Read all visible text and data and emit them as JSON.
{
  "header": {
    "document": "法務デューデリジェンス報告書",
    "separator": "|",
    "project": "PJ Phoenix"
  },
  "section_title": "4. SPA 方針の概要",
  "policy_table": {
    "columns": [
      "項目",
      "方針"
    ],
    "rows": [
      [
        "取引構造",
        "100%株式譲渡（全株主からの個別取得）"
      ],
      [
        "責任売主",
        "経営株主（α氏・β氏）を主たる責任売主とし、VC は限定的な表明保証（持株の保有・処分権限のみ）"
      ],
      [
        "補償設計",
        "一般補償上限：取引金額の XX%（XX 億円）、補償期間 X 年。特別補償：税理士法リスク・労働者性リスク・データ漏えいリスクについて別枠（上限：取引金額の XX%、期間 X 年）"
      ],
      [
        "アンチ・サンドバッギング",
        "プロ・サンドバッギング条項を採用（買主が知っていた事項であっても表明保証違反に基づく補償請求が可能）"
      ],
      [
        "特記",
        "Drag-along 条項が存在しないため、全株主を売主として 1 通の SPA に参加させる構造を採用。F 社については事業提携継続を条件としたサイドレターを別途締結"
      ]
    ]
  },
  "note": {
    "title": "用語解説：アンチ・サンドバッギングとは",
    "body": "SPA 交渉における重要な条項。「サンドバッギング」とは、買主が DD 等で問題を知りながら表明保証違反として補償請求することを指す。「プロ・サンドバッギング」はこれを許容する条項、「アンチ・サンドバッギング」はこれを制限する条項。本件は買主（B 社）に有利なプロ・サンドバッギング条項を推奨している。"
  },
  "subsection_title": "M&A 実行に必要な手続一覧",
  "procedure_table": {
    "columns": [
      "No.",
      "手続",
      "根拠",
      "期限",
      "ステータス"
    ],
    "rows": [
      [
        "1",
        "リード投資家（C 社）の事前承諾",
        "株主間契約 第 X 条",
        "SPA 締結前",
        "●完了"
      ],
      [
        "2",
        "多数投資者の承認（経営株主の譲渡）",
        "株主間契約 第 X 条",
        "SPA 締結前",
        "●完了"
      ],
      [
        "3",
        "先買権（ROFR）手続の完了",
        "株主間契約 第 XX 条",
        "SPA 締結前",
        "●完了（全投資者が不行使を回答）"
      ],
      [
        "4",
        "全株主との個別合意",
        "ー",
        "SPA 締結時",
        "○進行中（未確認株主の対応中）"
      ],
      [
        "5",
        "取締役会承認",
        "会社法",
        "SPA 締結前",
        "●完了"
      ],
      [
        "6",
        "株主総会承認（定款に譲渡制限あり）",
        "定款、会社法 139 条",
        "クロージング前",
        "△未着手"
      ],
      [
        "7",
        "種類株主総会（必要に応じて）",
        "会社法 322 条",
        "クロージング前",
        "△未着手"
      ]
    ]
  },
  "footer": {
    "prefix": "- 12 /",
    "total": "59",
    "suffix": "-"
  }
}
# # # # #
# THE REQUEST
Repeat the entries above exactly, leaving nothing out.

# CORRECT ANSWER
Read all visible text and data and emit them as JSON.
{
  "header": {
    "document": "法務デューデリジェンス報告書",
    "separator": "|",
    "project": "PJ Phoenix"
  },
  "section_title": "4. SPA 方針の概要",
  "policy_table": {
    "columns": [
      "項目",
      "方針"
    ],
    "rows": [
      [
        "取引構造",
        "100%株式譲渡（全株主からの個別取得）"
      ],
      [
        "責任売主",
        "経営株主（α氏・β氏）を主たる責任売主とし、VC は限定的な表明保証（持株の保有・処分権限のみ）"
      ],
      [
        "補償設計",
        "一般補償上限：取引金額の XX%（XX 億円）、補償期間 X 年。特別補償：税理士法リスク・労働者性リスク・データ漏えいリスクについて別枠（上限：取引金額の XX%、期間 X 年）"
      ],
      [
        "アンチ・サンドバッギング",
        "プロ・サンドバッギング条項を採用（買主が知っていた事項であっても表明保証違反に基づく補償請求が可能）"
      ],
      [
        "特記",
        "Drag-along 条項が存在しないため、全株主を売主として 1 通の SPA に参加させる構造を採用。F 社については事業提携継続を条件としたサイドレターを別途締結"
      ]
    ]
  },
  "note": {
    "title": "用語解説：アンチ・サンドバッギングとは",
    "body": "SPA 交渉における重要な条項。「サンドバッギング」とは、買主が DD 等で問題を知りながら表明保証違反として補償請求することを指す。「プロ・サンドバッギング」はこれを許容する条項、「アンチ・サンドバッギング」はこれを制限する条項。本件は買主（B 社）に有利なプロ・サンドバッギング条項を推奨している。"
  },
  "subsection_title": "M&A 実行に必要な手続一覧",
  "procedure_table": {
    "columns": [
      "No.",
      "手続",
      "根拠",
      "期限",
      "ステータス"
    ],
    "rows": [
      [
        "1",
        "リード投資家（C 社）の事前承諾",
        "株主間契約 第 X 条",
        "SPA 締結前",
        "●完了"
      ],
      [
        "2",
        "多数投資者の承認（経営株主の譲渡）",
        "株主間契約 第 X 条",
        "SPA 締結前",
        "●完了"
      ],
      [
        "3",
        "先買権（ROFR）手続の完了",
        "株主間契約 第 XX 条",
        "SPA 締結前",
        "●完了（全投資者が不行使を回答）"
      ],
      [
        "4",
        "全株主との個別合意",
        "ー",
        "SPA 締結時",
        "○進行中（未確認株主の対応中）"
      ],
      [
        "5",
        "取締役会承認",
        "会社法",
        "SPA 締結前",
        "●完了"
      ],
      [
        "6",
        "株主総会承認（定款に譲渡制限あり）",
        "定款、会社法 139 条",
        "クロージング前",
        "△未着手"
      ],
      [
        "7",
        "種類株主総会（必要に応じて）",
        "会社法 322 条",
        "クロージング前",
        "△未着手"
      ]
    ]
  },
  "footer": {
    "prefix": "- 12 /",
    "total": "59",
    "suffix": "-"
  }
}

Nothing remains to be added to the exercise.